- **Stated problem**:
Can you find the lines of the listing that include "Занятия" and copy every one?

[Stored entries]
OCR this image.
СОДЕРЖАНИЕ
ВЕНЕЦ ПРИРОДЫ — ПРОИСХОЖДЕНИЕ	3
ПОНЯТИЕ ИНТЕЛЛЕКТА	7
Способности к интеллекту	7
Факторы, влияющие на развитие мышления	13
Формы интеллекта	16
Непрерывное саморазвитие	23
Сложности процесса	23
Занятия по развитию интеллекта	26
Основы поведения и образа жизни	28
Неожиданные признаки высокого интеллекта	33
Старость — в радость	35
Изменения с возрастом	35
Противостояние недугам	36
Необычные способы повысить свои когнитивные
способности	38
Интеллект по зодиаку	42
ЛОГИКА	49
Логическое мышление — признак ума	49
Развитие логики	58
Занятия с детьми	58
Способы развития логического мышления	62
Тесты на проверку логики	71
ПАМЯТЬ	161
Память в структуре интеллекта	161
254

- **Written solution**:
Занятия по развитию интеллекта	26
Занятия с детьми	58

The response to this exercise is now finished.